— BEGIN DATA TO PROCESS —

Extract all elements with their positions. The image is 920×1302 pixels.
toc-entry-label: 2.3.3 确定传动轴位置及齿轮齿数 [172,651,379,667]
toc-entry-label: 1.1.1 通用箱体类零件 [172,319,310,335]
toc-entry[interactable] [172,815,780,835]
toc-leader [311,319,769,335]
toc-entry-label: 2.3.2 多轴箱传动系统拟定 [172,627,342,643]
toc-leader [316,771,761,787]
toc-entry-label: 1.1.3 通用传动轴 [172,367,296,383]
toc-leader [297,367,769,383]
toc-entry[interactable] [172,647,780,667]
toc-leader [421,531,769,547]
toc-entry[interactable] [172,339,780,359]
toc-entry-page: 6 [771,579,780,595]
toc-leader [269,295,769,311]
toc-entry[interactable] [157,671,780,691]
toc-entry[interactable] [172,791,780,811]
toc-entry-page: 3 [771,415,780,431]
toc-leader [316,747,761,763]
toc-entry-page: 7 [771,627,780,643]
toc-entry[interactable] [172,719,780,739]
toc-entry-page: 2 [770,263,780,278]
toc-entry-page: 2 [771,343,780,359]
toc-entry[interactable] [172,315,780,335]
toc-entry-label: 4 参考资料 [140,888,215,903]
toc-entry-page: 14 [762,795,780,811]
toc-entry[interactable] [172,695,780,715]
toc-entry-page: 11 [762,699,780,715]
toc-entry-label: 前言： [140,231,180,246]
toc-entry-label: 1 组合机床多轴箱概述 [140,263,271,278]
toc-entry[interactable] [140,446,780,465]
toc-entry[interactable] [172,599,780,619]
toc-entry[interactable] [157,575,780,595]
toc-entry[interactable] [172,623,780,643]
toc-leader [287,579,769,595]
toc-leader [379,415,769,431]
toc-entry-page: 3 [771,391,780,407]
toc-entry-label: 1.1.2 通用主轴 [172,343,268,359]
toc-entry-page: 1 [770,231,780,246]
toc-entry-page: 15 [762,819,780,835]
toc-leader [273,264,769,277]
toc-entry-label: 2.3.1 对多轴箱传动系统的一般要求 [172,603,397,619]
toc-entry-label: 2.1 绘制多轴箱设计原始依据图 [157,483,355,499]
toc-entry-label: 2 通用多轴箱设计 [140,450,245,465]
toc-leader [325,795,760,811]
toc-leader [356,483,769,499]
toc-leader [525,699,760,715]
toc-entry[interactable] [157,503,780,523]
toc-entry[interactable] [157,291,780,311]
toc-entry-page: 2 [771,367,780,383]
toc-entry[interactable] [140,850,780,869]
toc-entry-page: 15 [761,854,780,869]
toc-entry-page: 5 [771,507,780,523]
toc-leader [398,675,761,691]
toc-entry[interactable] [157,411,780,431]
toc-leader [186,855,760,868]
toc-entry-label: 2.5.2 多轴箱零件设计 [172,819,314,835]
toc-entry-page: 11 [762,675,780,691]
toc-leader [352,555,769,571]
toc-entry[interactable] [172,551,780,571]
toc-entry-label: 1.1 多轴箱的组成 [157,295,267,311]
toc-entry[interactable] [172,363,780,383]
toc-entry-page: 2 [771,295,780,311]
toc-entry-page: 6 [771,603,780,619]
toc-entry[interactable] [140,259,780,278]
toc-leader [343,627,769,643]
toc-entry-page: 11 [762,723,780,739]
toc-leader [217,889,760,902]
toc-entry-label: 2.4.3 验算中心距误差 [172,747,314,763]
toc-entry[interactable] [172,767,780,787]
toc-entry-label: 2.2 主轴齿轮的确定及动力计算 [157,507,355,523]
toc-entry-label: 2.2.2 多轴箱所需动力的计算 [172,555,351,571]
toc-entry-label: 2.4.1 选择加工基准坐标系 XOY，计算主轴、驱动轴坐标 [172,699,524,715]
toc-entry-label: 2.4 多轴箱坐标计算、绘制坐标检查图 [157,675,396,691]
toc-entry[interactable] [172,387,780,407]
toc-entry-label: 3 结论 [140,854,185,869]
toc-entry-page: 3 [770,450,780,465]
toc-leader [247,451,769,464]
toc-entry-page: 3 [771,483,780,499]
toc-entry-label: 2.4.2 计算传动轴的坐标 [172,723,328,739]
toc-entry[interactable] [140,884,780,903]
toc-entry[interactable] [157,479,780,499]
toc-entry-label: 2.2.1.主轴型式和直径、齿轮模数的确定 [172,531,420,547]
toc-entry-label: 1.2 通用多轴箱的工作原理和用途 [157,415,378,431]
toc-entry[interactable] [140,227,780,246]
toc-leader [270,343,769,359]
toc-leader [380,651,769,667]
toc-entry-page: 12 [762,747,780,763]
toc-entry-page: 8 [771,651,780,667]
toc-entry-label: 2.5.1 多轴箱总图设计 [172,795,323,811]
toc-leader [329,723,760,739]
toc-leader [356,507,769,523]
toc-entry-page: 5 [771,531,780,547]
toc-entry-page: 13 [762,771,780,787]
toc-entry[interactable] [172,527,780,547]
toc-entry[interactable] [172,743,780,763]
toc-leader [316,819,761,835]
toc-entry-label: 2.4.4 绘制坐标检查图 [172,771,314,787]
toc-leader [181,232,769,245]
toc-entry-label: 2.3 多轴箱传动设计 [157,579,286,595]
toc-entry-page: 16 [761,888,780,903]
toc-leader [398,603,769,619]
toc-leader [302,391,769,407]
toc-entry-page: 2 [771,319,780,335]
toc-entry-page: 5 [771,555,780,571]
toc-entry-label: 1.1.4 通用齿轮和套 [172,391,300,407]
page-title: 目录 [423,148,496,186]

— END DATA TO PROCESS —

Switch "toc-leader" to "dot-leader" everywhere in the lines above, and give all of the lines again with nothing else changed.

**CORRECT OUTPUT:**
Extract all elements with their positions. The image is 920×1302 pixels.
toc-entry-label: 2.3.3 确定传动轴位置及齿轮齿数 [172,651,379,667]
toc-entry-label: 1.1.1 通用箱体类零件 [172,319,310,335]
toc-entry[interactable] [172,815,780,835]
dot-leader [311,319,769,335]
toc-entry-label: 2.3.2 多轴箱传动系统拟定 [172,627,342,643]
dot-leader [316,771,761,787]
toc-entry-label: 1.1.3 通用传动轴 [172,367,296,383]
dot-leader [297,367,769,383]
toc-entry[interactable] [172,647,780,667]
dot-leader [421,531,769,547]
toc-entry[interactable] [172,339,780,359]
toc-entry-page: 6 [771,579,780,595]
dot-leader [269,295,769,311]
toc-entry[interactable] [157,671,780,691]
toc-entry[interactable] [172,791,780,811]
toc-entry-page: 3 [771,415,780,431]
dot-leader [316,747,761,763]
toc-entry-page: 7 [771,627,780,643]
toc-entry[interactable] [172,719,780,739]
toc-entry-page: 2 [770,263,780,278]
toc-entry-page: 2 [771,343,780,359]
toc-entry[interactable] [172,315,780,335]
toc-entry-label: 4 参考资料 [140,888,215,903]
toc-entry-page: 14 [762,795,780,811]
toc-entry[interactable] [172,695,780,715]
toc-entry-page: 11 [762,699,780,715]
toc-entry-label: 前言： [140,231,180,246]
toc-entry-label: 1 组合机床多轴箱概述 [140,263,271,278]
toc-entry[interactable] [140,446,780,465]
toc-entry[interactable] [172,599,780,619]
toc-entry[interactable] [157,575,780,595]
toc-entry[interactable] [172,623,780,643]
dot-leader [287,579,769,595]
dot-leader [379,415,769,431]
toc-entry-page: 3 [771,391,780,407]
toc-entry-label: 1.1.2 通用主轴 [172,343,268,359]
toc-entry-page: 1 [770,231,780,246]
toc-entry-page: 15 [762,819,780,835]
dot-leader [273,264,769,277]
toc-entry-label: 2.3.1 对多轴箱传动系统的一般要求 [172,603,397,619]
toc-entry-label: 2.1 绘制多轴箱设计原始依据图 [157,483,355,499]
toc-entry-label: 2 通用多轴箱设计 [140,450,245,465]
dot-leader [325,795,760,811]
dot-leader [356,483,769,499]
dot-leader [525,699,760,715]
toc-entry[interactable] [157,503,780,523]
toc-entry[interactable] [157,291,780,311]
toc-entry-page: 2 [771,367,780,383]
toc-entry[interactable] [140,850,780,869]
toc-entry-page: 15 [761,854,780,869]
toc-entry-page: 5 [771,507,780,523]
dot-leader [398,675,761,691]
toc-entry[interactable] [157,411,780,431]
dot-leader [186,855,760,868]
toc-entry-label: 2.5.2 多轴箱零件设计 [172,819,314,835]
toc-entry-page: 11 [762,675,780,691]
dot-leader [352,555,769,571]
toc-entry[interactable] [172,551,780,571]
toc-entry-label: 1.1 多轴箱的组成 [157,295,267,311]
toc-entry[interactable] [172,363,780,383]
toc-entry-page: 2 [771,295,780,311]
toc-entry-page: 6 [771,603,780,619]
toc-entry[interactable] [140,259,780,278]
dot-leader [343,627,769,643]
toc-entry-page: 11 [762,723,780,739]
dot-leader [217,889,760,902]
toc-entry-label: 2.4.3 验算中心距误差 [172,747,314,763]
toc-entry[interactable] [172,767,780,787]
toc-entry-label: 2.2 主轴齿轮的确定及动力计算 [157,507,355,523]
toc-entry-label: 2.2.2 多轴箱所需动力的计算 [172,555,351,571]
toc-entry-label: 2.4.1 选择加工基准坐标系 XOY，计算主轴、驱动轴坐标 [172,699,524,715]
toc-entry-label: 2.4 多轴箱坐标计算、绘制坐标检查图 [157,675,396,691]
toc-entry[interactable] [172,387,780,407]
toc-entry-label: 3 结论 [140,854,185,869]
toc-entry-page: 3 [770,450,780,465]
dot-leader [247,451,769,464]
toc-entry-page: 3 [771,483,780,499]
toc-entry-label: 2.4.2 计算传动轴的坐标 [172,723,328,739]
toc-entry[interactable] [140,884,780,903]
toc-entry[interactable] [157,479,780,499]
toc-entry-label: 2.2.1.主轴型式和直径、齿轮模数的确定 [172,531,420,547]
toc-entry-label: 1.2 通用多轴箱的工作原理和用途 [157,415,378,431]
toc-entry[interactable] [140,227,780,246]
dot-leader [270,343,769,359]
dot-leader [380,651,769,667]
toc-entry-page: 12 [762,747,780,763]
toc-entry-page: 8 [771,651,780,667]
toc-entry-label: 2.5.1 多轴箱总图设计 [172,795,323,811]
dot-leader [329,723,760,739]
dot-leader [356,507,769,523]
toc-entry-page: 5 [771,531,780,547]
toc-entry-page: 13 [762,771,780,787]
toc-entry[interactable] [172,527,780,547]
toc-entry[interactable] [172,743,780,763]
dot-leader [316,819,761,835]
toc-entry-label: 2.4.4 绘制坐标检查图 [172,771,314,787]
dot-leader [181,232,769,245]
toc-entry-label: 2.3 多轴箱传动设计 [157,579,286,595]
toc-entry-page: 16 [761,888,780,903]
dot-leader [398,603,769,619]
dot-leader [302,391,769,407]
toc-entry-page: 2 [771,319,780,335]
toc-entry-page: 5 [771,555,780,571]
toc-entry-label: 1.1.4 通用齿轮和套 [172,391,300,407]
page-title: 目录 [423,148,496,186]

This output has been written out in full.